__GIVEN TASK__: Every line below should be repeated exactly.

(Dataset records)
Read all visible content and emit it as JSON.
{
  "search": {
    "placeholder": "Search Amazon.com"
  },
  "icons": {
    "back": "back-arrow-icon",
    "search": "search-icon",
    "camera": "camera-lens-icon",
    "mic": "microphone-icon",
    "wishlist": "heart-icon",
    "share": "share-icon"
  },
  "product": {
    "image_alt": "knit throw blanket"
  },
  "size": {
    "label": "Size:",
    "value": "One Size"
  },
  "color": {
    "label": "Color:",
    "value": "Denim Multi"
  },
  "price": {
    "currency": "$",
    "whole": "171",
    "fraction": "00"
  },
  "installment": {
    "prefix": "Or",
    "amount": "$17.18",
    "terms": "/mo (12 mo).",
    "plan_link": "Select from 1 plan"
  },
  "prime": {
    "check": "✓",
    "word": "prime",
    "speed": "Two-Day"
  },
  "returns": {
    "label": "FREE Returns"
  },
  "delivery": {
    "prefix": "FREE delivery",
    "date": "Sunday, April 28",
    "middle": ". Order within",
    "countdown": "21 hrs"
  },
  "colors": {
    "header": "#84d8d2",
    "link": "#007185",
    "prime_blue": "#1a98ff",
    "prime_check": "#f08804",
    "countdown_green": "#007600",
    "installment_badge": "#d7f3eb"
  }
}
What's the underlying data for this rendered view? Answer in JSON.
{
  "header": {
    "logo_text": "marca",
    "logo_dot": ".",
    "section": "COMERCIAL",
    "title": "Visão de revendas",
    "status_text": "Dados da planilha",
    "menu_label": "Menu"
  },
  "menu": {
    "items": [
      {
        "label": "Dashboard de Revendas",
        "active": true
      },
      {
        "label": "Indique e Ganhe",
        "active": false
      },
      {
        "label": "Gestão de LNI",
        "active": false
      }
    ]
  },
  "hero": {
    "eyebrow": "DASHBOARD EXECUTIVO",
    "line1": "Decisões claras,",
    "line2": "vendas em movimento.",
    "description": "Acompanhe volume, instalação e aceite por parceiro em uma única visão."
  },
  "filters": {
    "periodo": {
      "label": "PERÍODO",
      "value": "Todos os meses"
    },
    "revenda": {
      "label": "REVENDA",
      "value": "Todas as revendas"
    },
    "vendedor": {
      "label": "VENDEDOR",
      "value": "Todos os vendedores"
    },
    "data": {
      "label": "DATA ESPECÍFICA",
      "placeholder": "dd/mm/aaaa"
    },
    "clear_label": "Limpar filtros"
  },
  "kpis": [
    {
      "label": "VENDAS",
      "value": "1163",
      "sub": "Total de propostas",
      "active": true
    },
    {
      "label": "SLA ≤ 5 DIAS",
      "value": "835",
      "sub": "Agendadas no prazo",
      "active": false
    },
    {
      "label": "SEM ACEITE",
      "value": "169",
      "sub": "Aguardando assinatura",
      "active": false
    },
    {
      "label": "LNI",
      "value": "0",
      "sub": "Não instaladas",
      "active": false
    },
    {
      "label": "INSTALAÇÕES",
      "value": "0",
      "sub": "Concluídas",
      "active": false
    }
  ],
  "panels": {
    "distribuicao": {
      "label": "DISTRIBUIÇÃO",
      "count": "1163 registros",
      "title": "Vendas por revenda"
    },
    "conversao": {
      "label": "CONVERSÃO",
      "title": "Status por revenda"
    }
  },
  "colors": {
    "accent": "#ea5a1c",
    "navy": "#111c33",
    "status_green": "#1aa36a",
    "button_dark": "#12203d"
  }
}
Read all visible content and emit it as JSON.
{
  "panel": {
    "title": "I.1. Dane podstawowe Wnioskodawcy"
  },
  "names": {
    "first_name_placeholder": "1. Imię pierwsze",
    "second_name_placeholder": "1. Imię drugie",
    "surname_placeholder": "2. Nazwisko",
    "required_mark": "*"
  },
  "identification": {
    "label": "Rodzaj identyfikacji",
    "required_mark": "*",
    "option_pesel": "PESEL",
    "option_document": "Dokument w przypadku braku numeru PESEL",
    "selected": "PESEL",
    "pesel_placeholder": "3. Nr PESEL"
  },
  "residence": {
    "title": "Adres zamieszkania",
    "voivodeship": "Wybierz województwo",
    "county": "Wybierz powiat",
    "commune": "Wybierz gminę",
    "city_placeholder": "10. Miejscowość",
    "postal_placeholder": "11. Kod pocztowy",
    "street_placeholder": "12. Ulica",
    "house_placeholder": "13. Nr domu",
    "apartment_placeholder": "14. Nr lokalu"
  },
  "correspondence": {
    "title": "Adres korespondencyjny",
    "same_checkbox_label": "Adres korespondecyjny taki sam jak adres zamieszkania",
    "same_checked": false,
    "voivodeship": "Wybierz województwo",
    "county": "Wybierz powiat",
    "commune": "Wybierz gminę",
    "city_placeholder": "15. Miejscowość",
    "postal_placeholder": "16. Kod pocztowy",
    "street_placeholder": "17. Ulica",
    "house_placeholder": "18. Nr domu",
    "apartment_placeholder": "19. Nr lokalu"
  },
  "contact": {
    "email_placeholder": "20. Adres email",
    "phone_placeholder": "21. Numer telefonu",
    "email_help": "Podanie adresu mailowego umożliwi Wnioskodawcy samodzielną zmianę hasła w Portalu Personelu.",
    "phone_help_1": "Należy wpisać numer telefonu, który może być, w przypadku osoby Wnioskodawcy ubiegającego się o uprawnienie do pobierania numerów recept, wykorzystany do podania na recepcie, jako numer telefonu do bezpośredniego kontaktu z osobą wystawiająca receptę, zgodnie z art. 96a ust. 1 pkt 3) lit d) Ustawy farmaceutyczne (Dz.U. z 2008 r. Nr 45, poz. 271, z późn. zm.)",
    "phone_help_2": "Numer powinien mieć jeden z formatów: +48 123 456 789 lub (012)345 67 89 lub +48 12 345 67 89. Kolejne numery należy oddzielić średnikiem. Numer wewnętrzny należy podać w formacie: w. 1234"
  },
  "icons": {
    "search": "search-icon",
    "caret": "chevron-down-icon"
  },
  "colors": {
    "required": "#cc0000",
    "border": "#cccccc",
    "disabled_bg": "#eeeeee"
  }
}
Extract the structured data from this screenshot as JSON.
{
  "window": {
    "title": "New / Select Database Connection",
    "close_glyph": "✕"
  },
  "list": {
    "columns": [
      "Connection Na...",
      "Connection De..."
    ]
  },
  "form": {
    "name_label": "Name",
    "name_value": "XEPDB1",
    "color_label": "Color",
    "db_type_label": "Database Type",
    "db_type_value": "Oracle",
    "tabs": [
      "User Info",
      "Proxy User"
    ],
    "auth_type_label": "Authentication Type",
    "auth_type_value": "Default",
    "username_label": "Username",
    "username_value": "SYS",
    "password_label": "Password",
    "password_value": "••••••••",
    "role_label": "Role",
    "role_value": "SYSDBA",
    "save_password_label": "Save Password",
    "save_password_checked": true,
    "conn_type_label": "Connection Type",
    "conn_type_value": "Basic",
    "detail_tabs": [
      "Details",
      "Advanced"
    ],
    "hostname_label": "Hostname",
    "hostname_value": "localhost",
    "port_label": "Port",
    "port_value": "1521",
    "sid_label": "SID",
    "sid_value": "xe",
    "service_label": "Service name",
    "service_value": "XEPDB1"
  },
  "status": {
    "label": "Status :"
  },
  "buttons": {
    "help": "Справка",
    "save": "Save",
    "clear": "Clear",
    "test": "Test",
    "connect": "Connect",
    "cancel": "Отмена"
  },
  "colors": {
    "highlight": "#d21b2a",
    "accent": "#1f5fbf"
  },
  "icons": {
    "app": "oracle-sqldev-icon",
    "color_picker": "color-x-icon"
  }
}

__EXERCISE OUTPUT__:
Read all visible content and emit it as JSON.
{
  "search": {
    "placeholder": "Search Amazon.com"
  },
  "icons": {
    "back": "back-arrow-icon",
    "search": "search-icon",
    "camera": "camera-lens-icon",
    "mic": "microphone-icon",
    "wishlist": "heart-icon",
    "share": "share-icon"
  },
  "product": {
    "image_alt": "knit throw blanket"
  },
  "size": {
    "label": "Size:",
    "value": "One Size"
  },
  "color": {
    "label": "Color:",
    "value": "Denim Multi"
  },
  "price": {
    "currency": "$",
    "whole": "171",
    "fraction": "00"
  },
  "installment": {
    "prefix": "Or",
    "amount": "$17.18",
    "terms": "/mo (12 mo).",
    "plan_link": "Select from 1 plan"
  },
  "prime": {
    "check": "✓",
    "word": "prime",
    "speed": "Two-Day"
  },
  "returns": {
    "label": "FREE Returns"
  },
  "delivery": {
    "prefix": "FREE delivery",
    "date": "Sunday, April 28",
    "middle": ". Order within",
    "countdown": "21 hrs"
  },
  "colors": {
    "header": "#84d8d2",
    "link": "#007185",
    "prime_blue": "#1a98ff",
    "prime_check": "#f08804",
    "countdown_green": "#007600",
    "installment_badge": "#d7f3eb"
  }
}
What's the underlying data for this rendered view? Answer in JSON.
{
  "header": {
    "logo_text": "marca",
    "logo_dot": ".",
    "section": "COMERCIAL",
    "title": "Visão de revendas",
    "status_text": "Dados da planilha",
    "menu_label": "Menu"
  },
  "menu": {
    "items": [
      {
        "label": "Dashboard de Revendas",
        "active": true
      },
      {
        "label": "Indique e Ganhe",
        "active": false
      },
      {
        "label": "Gestão de LNI",
        "active": false
      }
    ]
  },
  "hero": {
    "eyebrow": "DASHBOARD EXECUTIVO",
    "line1": "Decisões claras,",
    "line2": "vendas em movimento.",
    "description": "Acompanhe volume, instalação e aceite por parceiro em uma única visão."
  },
  "filters": {
    "periodo": {
      "label": "PERÍODO",
      "value": "Todos os meses"
    },
    "revenda": {
      "label": "REVENDA",
      "value": "Todas as revendas"
    },
    "vendedor": {
      "label": "VENDEDOR",
      "value": "Todos os vendedores"
    },
    "data": {
      "label": "DATA ESPECÍFICA",
      "placeholder": "dd/mm/aaaa"
    },
    "clear_label": "Limpar filtros"
  },
  "kpis": [
    {
      "label": "VENDAS",
      "value": "1163",
      "sub": "Total de propostas",
      "active": true
    },
    {
      "label": "SLA ≤ 5 DIAS",
      "value": "835",
      "sub": "Agendadas no prazo",
      "active": false
    },
    {
      "label": "SEM ACEITE",
      "value": "169",
      "sub": "Aguardando assinatura",
      "active": false
    },
    {
      "label": "LNI",
      "value": "0",
      "sub": "Não instaladas",
      "active": false
    },
    {
      "label": "INSTALAÇÕES",
      "value": "0",
      "sub": "Concluídas",
      "active": false
    }
  ],
  "panels": {
    "distribuicao": {
      "label": "DISTRIBUIÇÃO",
      "count": "1163 registros",
      "title": "Vendas por revenda"
    },
    "conversao": {
      "label": "CONVERSÃO",
      "title": "Status por revenda"
    }
  },
  "colors": {
    "accent": "#ea5a1c",
    "navy": "#111c33",
    "status_green": "#1aa36a",
    "button_dark": "#12203d"
  }
}
Read all visible content and emit it as JSON.
{
  "panel": {
    "title": "I.1. Dane podstawowe Wnioskodawcy"
  },
  "names": {
    "first_name_placeholder": "1. Imię pierwsze",
    "second_name_placeholder": "1. Imię drugie",
    "surname_placeholder": "2. Nazwisko",
    "required_mark": "*"
  },
  "identification": {
    "label": "Rodzaj identyfikacji",
    "required_mark": "*",
    "option_pesel": "PESEL",
    "option_document": "Dokument w przypadku braku numeru PESEL",
    "selected": "PESEL",
    "pesel_placeholder": "3. Nr PESEL"
  },
  "residence": {
    "title": "Adres zamieszkania",
    "voivodeship": "Wybierz województwo",
    "county": "Wybierz powiat",
    "commune": "Wybierz gminę",
    "city_placeholder": "10. Miejscowość",
    "postal_placeholder": "11. Kod pocztowy",
    "street_placeholder": "12. Ulica",
    "house_placeholder": "13. Nr domu",
    "apartment_placeholder": "14. Nr lokalu"
  },
  "correspondence": {
    "title": "Adres korespondencyjny",
    "same_checkbox_label": "Adres korespondecyjny taki sam jak adres zamieszkania",
    "same_checked": false,
    "voivodeship": "Wybierz województwo",
    "county": "Wybierz powiat",
    "commune": "Wybierz gminę",
    "city_placeholder": "15. Miejscowość",
    "postal_placeholder": "16. Kod pocztowy",
    "street_placeholder": "17. Ulica",
    "house_placeholder": "18. Nr domu",
    "apartment_placeholder": "19. Nr lokalu"
  },
  "contact": {
    "email_placeholder": "20. Adres email",
    "phone_placeholder": "21. Numer telefonu",
    "email_help": "Podanie adresu mailowego umożliwi Wnioskodawcy samodzielną zmianę hasła w Portalu Personelu.",
    "phone_help_1": "Należy wpisać numer telefonu, który może być, w przypadku osoby Wnioskodawcy ubiegającego się o uprawnienie do pobierania numerów recept, wykorzystany do podania na recepcie, jako numer telefonu do bezpośredniego kontaktu z osobą wystawiająca receptę, zgodnie z art. 96a ust. 1 pkt 3) lit d) Ustawy farmaceutyczne (Dz.U. z 2008 r. Nr 45, poz. 271, z późn. zm.)",
    "phone_help_2": "Numer powinien mieć jeden z formatów: +48 123 456 789 lub (012)345 67 89 lub +48 12 345 67 89. Kolejne numery należy oddzielić średnikiem. Numer wewnętrzny należy podać w formacie: w. 1234"
  },
  "icons": {
    "search": "search-icon",
    "caret": "chevron-down-icon"
  },
  "colors": {
    "required": "#cc0000",
    "border": "#cccccc",
    "disabled_bg": "#eeeeee"
  }
}
Extract the structured data from this screenshot as JSON.
{
  "window": {
    "title": "New / Select Database Connection",
    "close_glyph": "✕"
  },
  "list": {
    "columns": [
      "Connection Na...",
      "Connection De..."
    ]
  },
  "form": {
    "name_label": "Name",
    "name_value": "XEPDB1",
    "color_label": "Color",
    "db_type_label": "Database Type",
    "db_type_value": "Oracle",
    "tabs": [
      "User Info",
      "Proxy User"
    ],
    "auth_type_label": "Authentication Type",
    "auth_type_value": "Default",
    "username_label": "Username",
    "username_value": "SYS",
    "password_label": "Password",
    "password_value": "••••••••",
    "role_label": "Role",
    "role_value": "SYSDBA",
    "save_password_label": "Save Password",
    "save_password_checked": true,
    "conn_type_label": "Connection Type",
    "conn_type_value": "Basic",
    "detail_tabs": [
      "Details",
      "Advanced"
    ],
    "hostname_label": "Hostname",
    "hostname_value": "localhost",
    "port_label": "Port",
    "port_value": "1521",
    "sid_label": "SID",
    "sid_value": "xe",
    "service_label": "Service name",
    "service_value": "XEPDB1"
  },
  "status": {
    "label": "Status :"
  },
  "buttons": {
    "help": "Справка",
    "save": "Save",
    "clear": "Clear",
    "test": "Test",
    "connect": "Connect",
    "cancel": "Отмена"
  },
  "colors": {
    "highlight": "#d21b2a",
    "accent": "#1f5fbf"
  },
  "icons": {
    "app": "oracle-sqldev-icon",
    "color_picker": "color-x-icon"
  }
}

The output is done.